### LISTING
########

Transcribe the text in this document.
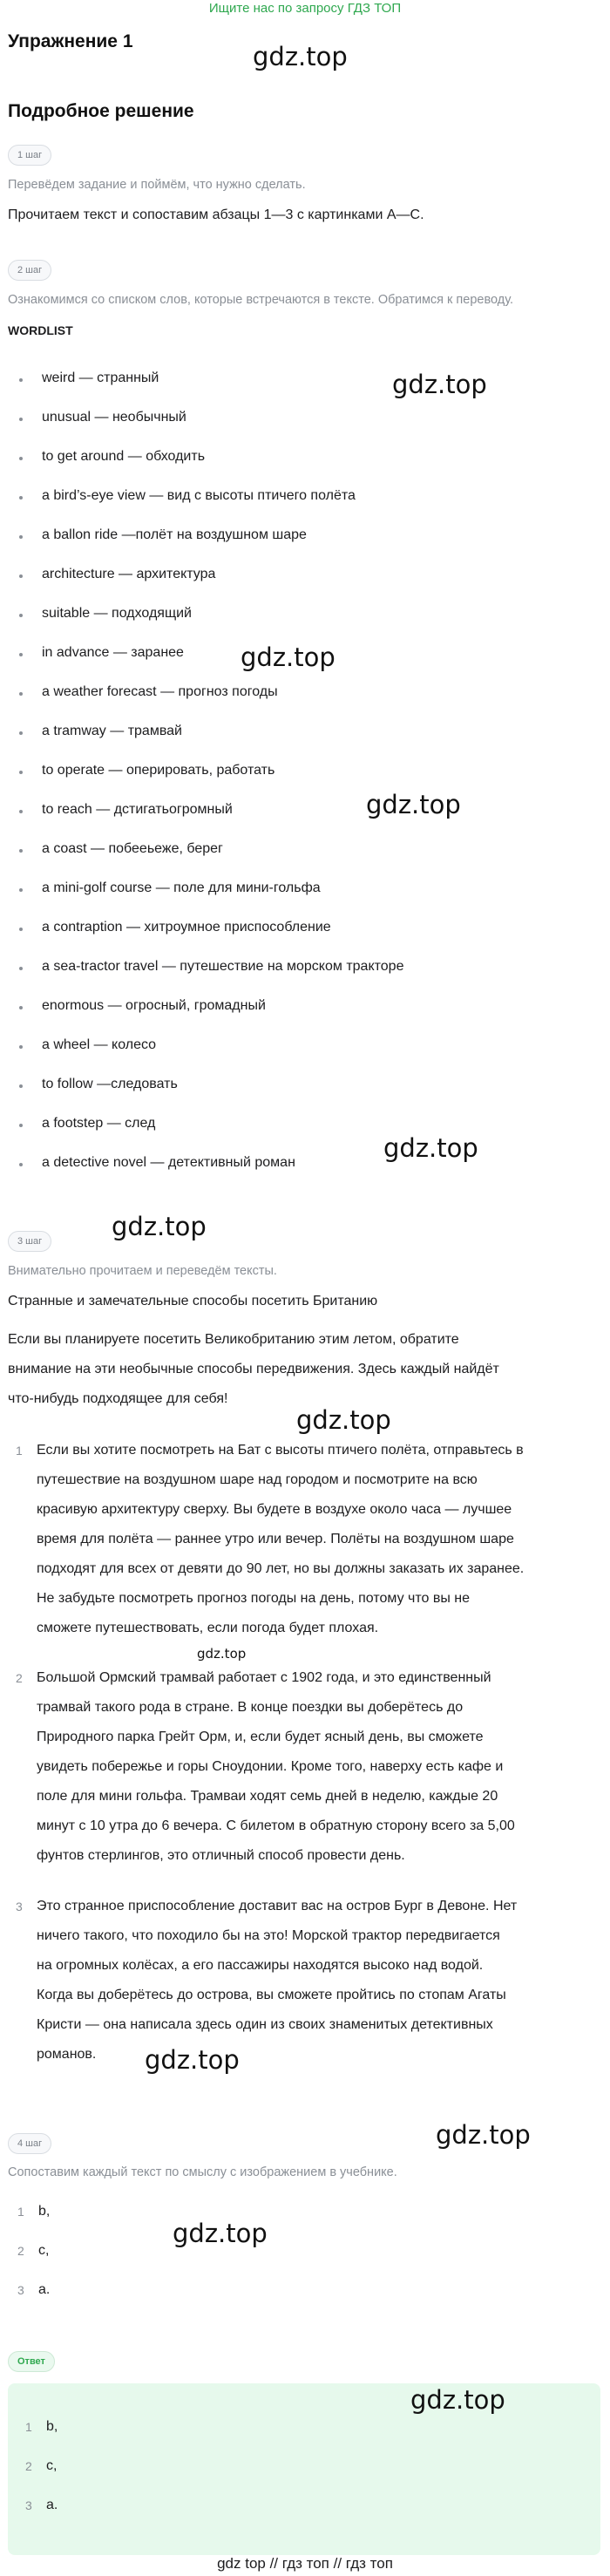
Ищите нас по запросу ГДЗ ТОП
Упражнение 1
gdz.top
Подробное решение
1 шаг
Перевёдем задание и поймём, что нужно сделать.
Прочитаем текст и сопоставим абзацы 1—3 с картинками A—C.
2 шаг
Ознакомимся со списком слов, которые встречаются в тексте. Обратимся к переводу.
WORDLIST
weird — странный
unusual — необычный
to get around — обходить
a bird’s-eye view — вид с высоты птичего полёта
a ballon ride —полёт на воздушном шаре
architecture — архитектура
suitable — подходящий
in advance — заранее
a weather forecast — прогноз погоды
a tramway — трамвай
to operate — оперировать, работать
to reach — дстигатьогромный
a coast — побееьеже, берег
a mini-golf course — поле для мини-гольфа
a contraption — хитроумное приспособление
a sea-tractor travel — путешествие на морском тракторе
enormous — огросный, громадный
a wheel — колесо
to follow —следовать
a footstep — след
a detective novel — детективный роман
gdz.top
gdz.top
gdz.top
gdz.top
3 шаг	gdz.top
Внимательно прочитаем и переведём тексты.
Странные и замечательные способы посетить Британию
Если вы планируете посетить Великобританию этим летом, обратите
внимание на эти необычные способы передвижения. Здесь каждый найдёт
что-нибудь подходящее для себя!
gdz.top
1	Если вы хотите посмотреть на Бат с высоты птичего полёта, отправьтесь в
путешествие на воздушном шаре над городом и посмотрите на всю
красивую архитектуру сверху. Вы будете в воздухе около часа — лучшее
время для полёта — раннее утро или вечер. Полёты на воздушном шаре
подходят для всех от девяти до 90 лет, но вы должны заказать их заранее.
Не забудьте посмотреть прогноз погоды на день, потому что вы не
сможете путешествовать, если погода будет плохая.
gdz.top
2	Большой Ормский трамвай работает с 1902 года, и это единственный
трамвай такого рода в стране. В конце поездки вы доберётесь до
Природного парка Грейт Орм, и, если будет ясный день, вы сможете
увидеть побережье и горы Сноудонии. Кроме того, наверху есть кафе и
поле для мини гольфа. Трамваи ходят семь дней в неделю, каждые 20
минут с 10 утра до 6 вечера. С билетом в обратную сторону всего за 5,00
фунтов стерлингов, это отличный способ провести день.
3	Это странное приспособление доставит вас на остров Бург в Девоне. Нет
ничего такого, что походило бы на это! Морской трактор передвигается
на огромных колёсах, а его пассажиры находятся высоко над водой.
Когда вы доберётесь до острова, вы сможете пройтись по стопам Агаты
Кристи — она написала здесь один из своих знаменитых детективных
романов.	gdz.top
4 шаг	gdz.top
Сопоставим каждый текст по смыслу с изображением в учебнике.
1 b,
2 c,
3 a.
gdz.top
Ответ
gdz.top
1 b,
2 c,
3 a.
gdz top // гдз топ // гдз топ
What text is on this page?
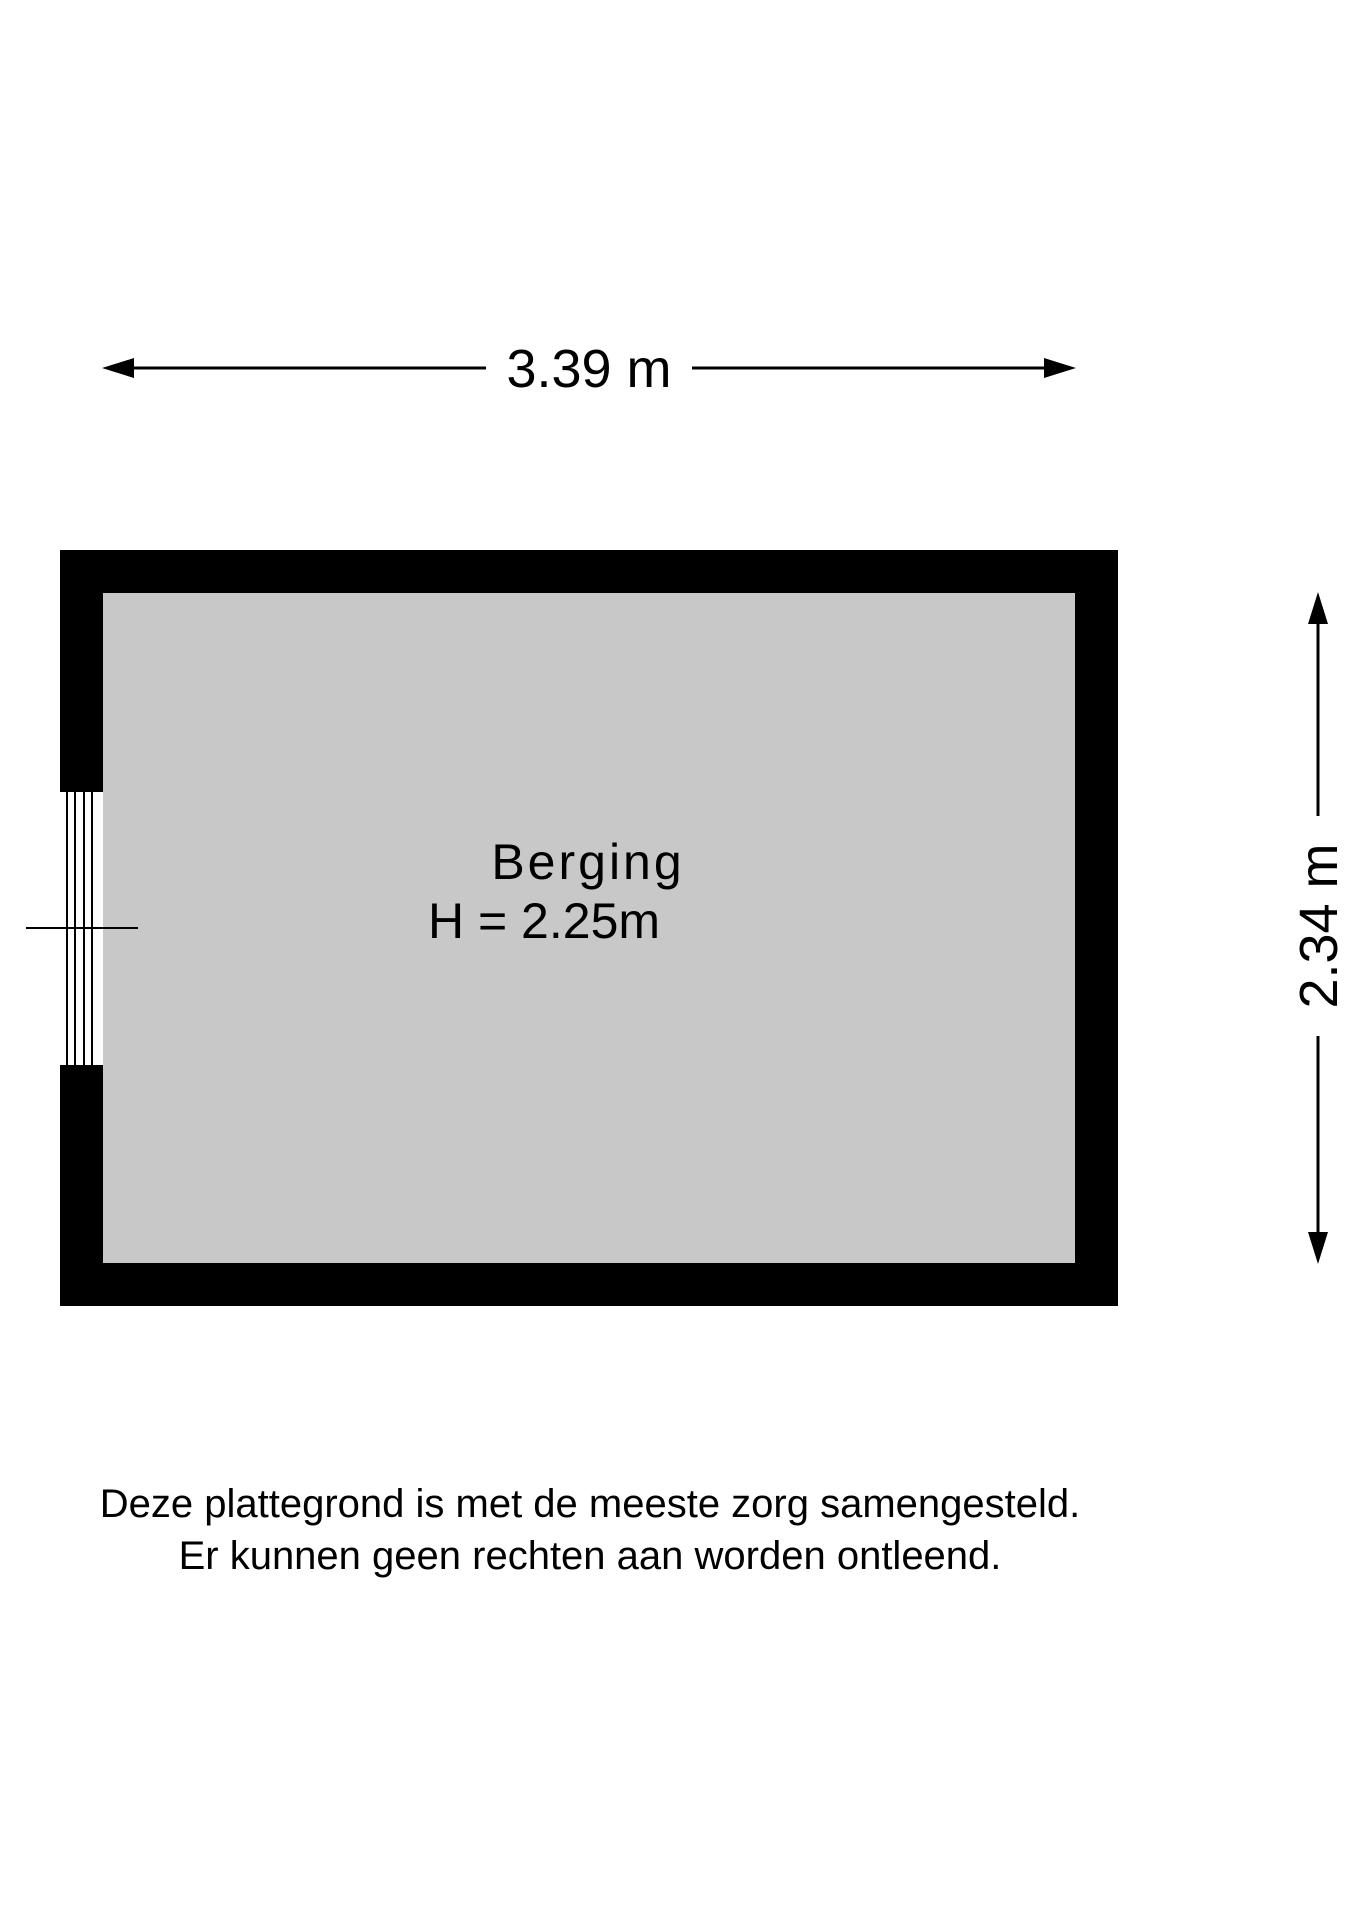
3.39 m
Berging
H = 2.25m	2.34 m
Deze plattegrond is met de meeste zorg samengesteld.
Er kunnen geen rechten aan worden ontleend.
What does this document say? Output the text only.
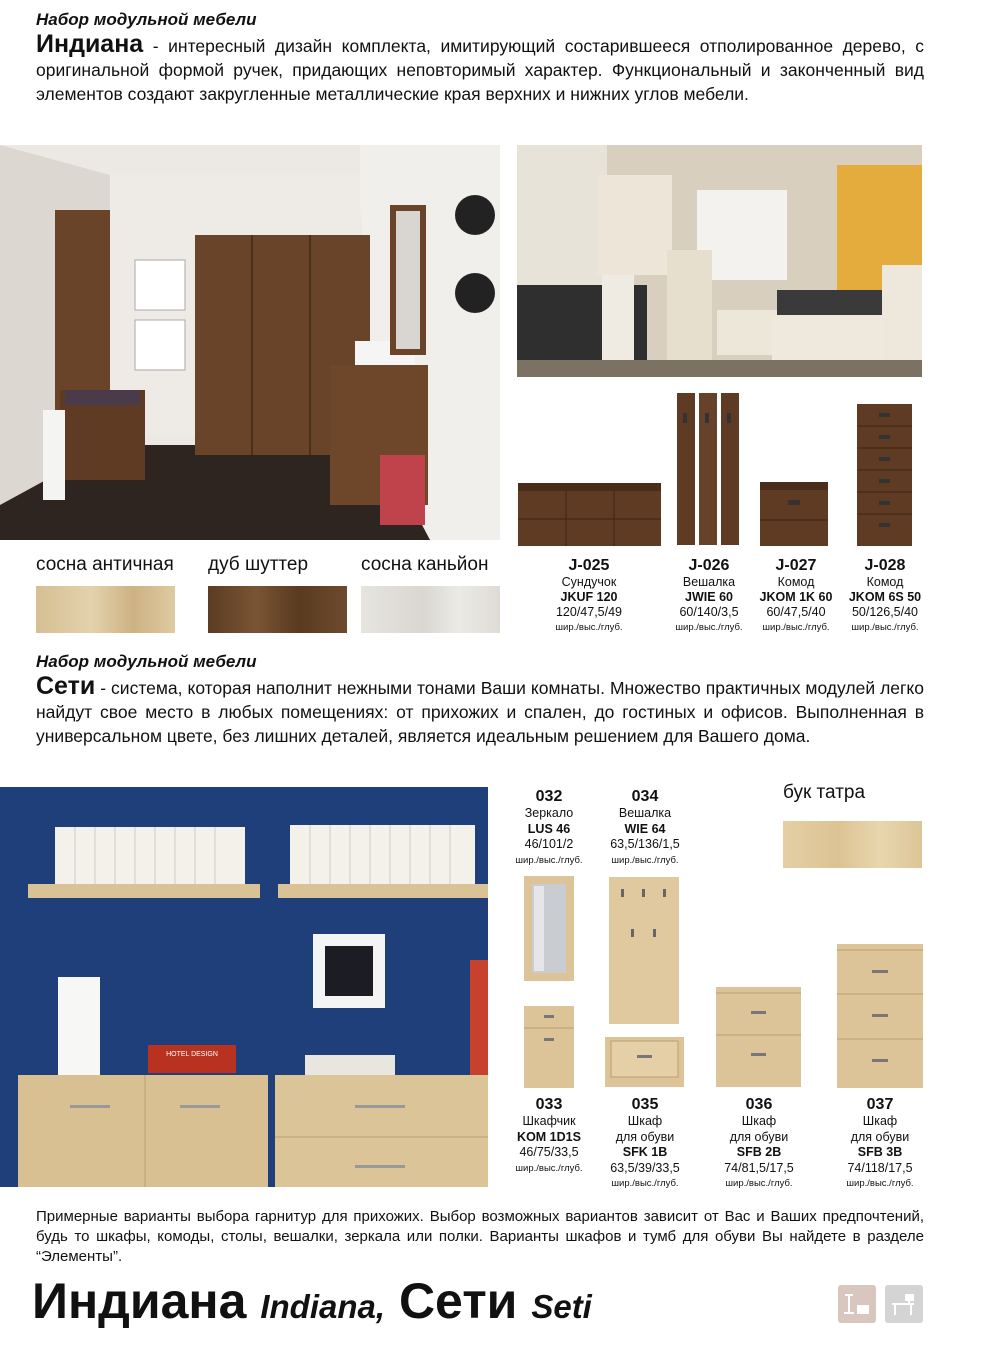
Набор модульной мебели
Индиана - интересный дизайн комплекта, имитирующий состарившееся отполированное дерево, с оригинальной формой ручек, придающих неповторимый характер. Функциональный и законченный вид элементов создают закругленные металлические края верхних и нижних углов мебели.
сосна античная дуб шуттер	сосна каньйон	J-025
Сундучок
JKUF 120
120/47,5/49
шир./выс./глуб.
J-026
Вешалка
JWIE 60
60/140/3,5
шир./выс./глуб.
J-027
Комод
JKOM 1K 60
60/47,5/40
шир./выс./глуб.
J-028
Комод
JKOM 6S 50
50/126,5/40
шир./выс./глуб.
Набор модульной мебели
Сети - система, которая наполнит нежными тонами Ваши комнаты. Множество практичных модулей легко найдут свое место в любых помещениях: от прихожих и спален, до гостиных и офисов. Выполненная в универсальном цвете, без лишних деталей, является идеальным решением для Вашего дома.
HOTEL DESIGN
032
Зеркало
LUS 46
46/101/2
шир./выс./глуб.
034
Вешалка
WIE 64
63,5/136/1,5
шир./выс./глуб.
бук татра
033
Шкафчик
KOM 1D1S
46/75/33,5
шир./выс./глуб.
035
Шкаф
для обуви
SFK 1B
63,5/39/33,5
шир./выс./глуб.
036
Шкаф
для обуви
SFB 2B
74/81,5/17,5
шир./выс./глуб.
037
Шкаф
для обуви
SFB 3B
74/118/17,5
шир./выс./глуб.
Примерные варианты выбора гарнитур для прихожих. Выбор возможных вариантов зависит от Вас и Ваших предпочтений, будь то шкафы, комоды, столы, вешалки, зеркала или полки. Варианты шкафов и тумб для обуви Вы найдете в разделе “Элементы”.
Индиана Indiana, Сети Seti
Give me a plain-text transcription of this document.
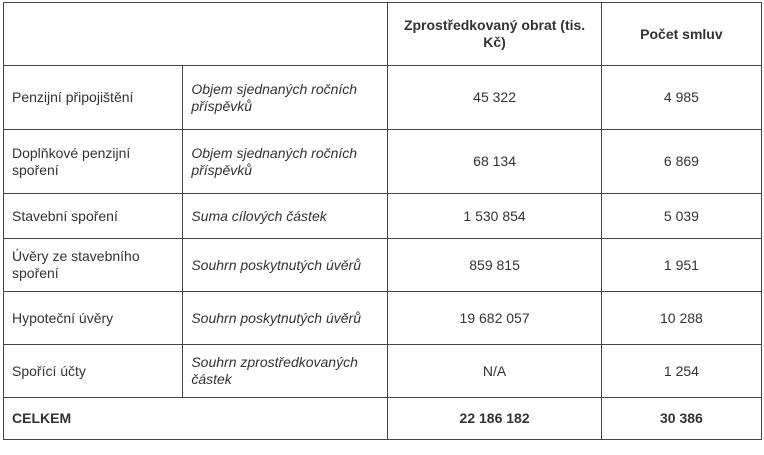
		Zprostředkovaný obrat (tis. Kč)	Počet smluv
Penzijní připojištění	Objem sjednaných ročních příspěvků	45 322	4 985
Doplňkové penzijní spoření	Objem sjednaných ročních příspěvků	68 134	6 869
Stavební spoření	Suma cílových částek	1 530 854	5 039
Úvěry ze stavebního spoření	Souhrn poskytnutých úvěrů	859 815	1 951
Hypoteční úvěry	Souhrn poskytnutých úvěrů	19 682 057	10 288
Spořící účty	Souhrn zprostředkovaných částek	N/A	1 254
CELKEM		22 186 182	30 386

########

### INSTRUCTION
Retype the data above exactly; pictures are not part of the copy.

### EXERCISE OUTPUT
Transcribe the text in this document.
Ищите нас по запросу ГДЗ ТОП
Упражнение 1
gdz.top
Подробное решение
1 шаг
Перевёдем задание и поймём, что нужно сделать.
Прочитаем текст и сопоставим абзацы 1—3 с картинками A—C.
2 шаг
Ознакомимся со списком слов, которые встречаются в тексте. Обратимся к переводу.
WORDLIST
weird — странный
unusual — необычный
to get around — обходить
a bird’s-eye view — вид с высоты птичего полёта
a ballon ride —полёт на воздушном шаре
architecture — архитектура
suitable — подходящий
in advance — заранее
a weather forecast — прогноз погоды
a tramway — трамвай
to operate — оперировать, работать
to reach — дстигатьогромный
a coast — побееьеже, берег
a mini-golf course — поле для мини-гольфа
a contraption — хитроумное приспособление
a sea-tractor travel — путешествие на морском тракторе
enormous — огросный, громадный
a wheel — колесо
to follow —следовать
a footstep — след
a detective novel — детективный роман
gdz.top
gdz.top
gdz.top
gdz.top
3 шаг	gdz.top
Внимательно прочитаем и переведём тексты.
Странные и замечательные способы посетить Британию
Если вы планируете посетить Великобританию этим летом, обратите
внимание на эти необычные способы передвижения. Здесь каждый найдёт
что-нибудь подходящее для себя!
gdz.top
1	Если вы хотите посмотреть на Бат с высоты птичего полёта, отправьтесь в
путешествие на воздушном шаре над городом и посмотрите на всю
красивую архитектуру сверху. Вы будете в воздухе около часа — лучшее
время для полёта — раннее утро или вечер. Полёты на воздушном шаре
подходят для всех от девяти до 90 лет, но вы должны заказать их заранее.
Не забудьте посмотреть прогноз погоды на день, потому что вы не
сможете путешествовать, если погода будет плохая.
gdz.top
2	Большой Ормский трамвай работает с 1902 года, и это единственный
трамвай такого рода в стране. В конце поездки вы доберётесь до
Природного парка Грейт Орм, и, если будет ясный день, вы сможете
увидеть побережье и горы Сноудонии. Кроме того, наверху есть кафе и
поле для мини гольфа. Трамваи ходят семь дней в неделю, каждые 20
минут с 10 утра до 6 вечера. С билетом в обратную сторону всего за 5,00
фунтов стерлингов, это отличный способ провести день.
3	Это странное приспособление доставит вас на остров Бург в Девоне. Нет
ничего такого, что походило бы на это! Морской трактор передвигается
на огромных колёсах, а его пассажиры находятся высоко над водой.
Когда вы доберётесь до острова, вы сможете пройтись по стопам Агаты
Кристи — она написала здесь один из своих знаменитых детективных
романов.	gdz.top
4 шаг	gdz.top
Сопоставим каждый текст по смыслу с изображением в учебнике.
1 b,
2 c,
3 a.
gdz.top
Ответ
gdz.top
1 b,
2 c,
3 a.
gdz top // гдз топ // гдз топ
What text is on this page?
3.39 m
Berging
H = 2.25m	2.34 m
Deze plattegrond is met de meeste zorg samengesteld.
Er kunnen geen rechten aan worden ontleend.
What does this document say? Output the text only.
Набор модульной мебели
Индиана - интересный дизайн комплекта, имитирующий состарившееся отполированное дерево, с оригинальной формой ручек, придающих неповторимый характер. Функциональный и законченный вид элементов создают закругленные металлические края верхних и нижних углов мебели.
сосна античная дуб шуттер	сосна каньйон	J-025
Сундучок
JKUF 120
120/47,5/49
шир./выс./глуб.
J-026
Вешалка
JWIE 60
60/140/3,5
шир./выс./глуб.
J-027
Комод
JKOM 1K 60
60/47,5/40
шир./выс./глуб.
J-028
Комод
JKOM 6S 50
50/126,5/40
шир./выс./глуб.
Набор модульной мебели
Сети - система, которая наполнит нежными тонами Ваши комнаты. Множество практичных модулей легко найдут свое место в любых помещениях: от прихожих и спален, до гостиных и офисов. Выполненная в универсальном цвете, без лишних деталей, является идеальным решением для Вашего дома.
HOTEL DESIGN
032
Зеркало
LUS 46
46/101/2
шир./выс./глуб.
034
Вешалка
WIE 64
63,5/136/1,5
шир./выс./глуб.
бук татра
033
Шкафчик
KOM 1D1S
46/75/33,5
шир./выс./глуб.
035
Шкаф
для обуви
SFK 1B
63,5/39/33,5
шир./выс./глуб.
036
Шкаф
для обуви
SFB 2B
74/81,5/17,5
шир./выс./глуб.
037
Шкаф
для обуви
SFB 3B
74/118/17,5
шир./выс./глуб.
Примерные варианты выбора гарнитур для прихожих. Выбор возможных вариантов зависит от Вас и Ваших предпочтений, будь то шкафы, комоды, столы, вешалки, зеркала или полки. Варианты шкафов и тумб для обуви Вы найдете в разделе “Элементы”.
Индиана Indiana, Сети Seti
Give me a plain-text transcription of this document.
		Zprostředkovaný obrat (tis. Kč)	Počet smluv
Penzijní připojištění	Objem sjednaných ročních příspěvků	45 322	4 985
Doplňkové penzijní spoření	Objem sjednaných ročních příspěvků	68 134	6 869
Stavební spoření	Suma cílových částek	1 530 854	5 039
Úvěry ze stavebního spoření	Souhrn poskytnutých úvěrů	859 815	1 951
Hypoteční úvěry	Souhrn poskytnutých úvěrů	19 682 057	10 288
Spořící účty	Souhrn zprostředkovaných částek	N/A	1 254
CELKEM		22 186 182	30 386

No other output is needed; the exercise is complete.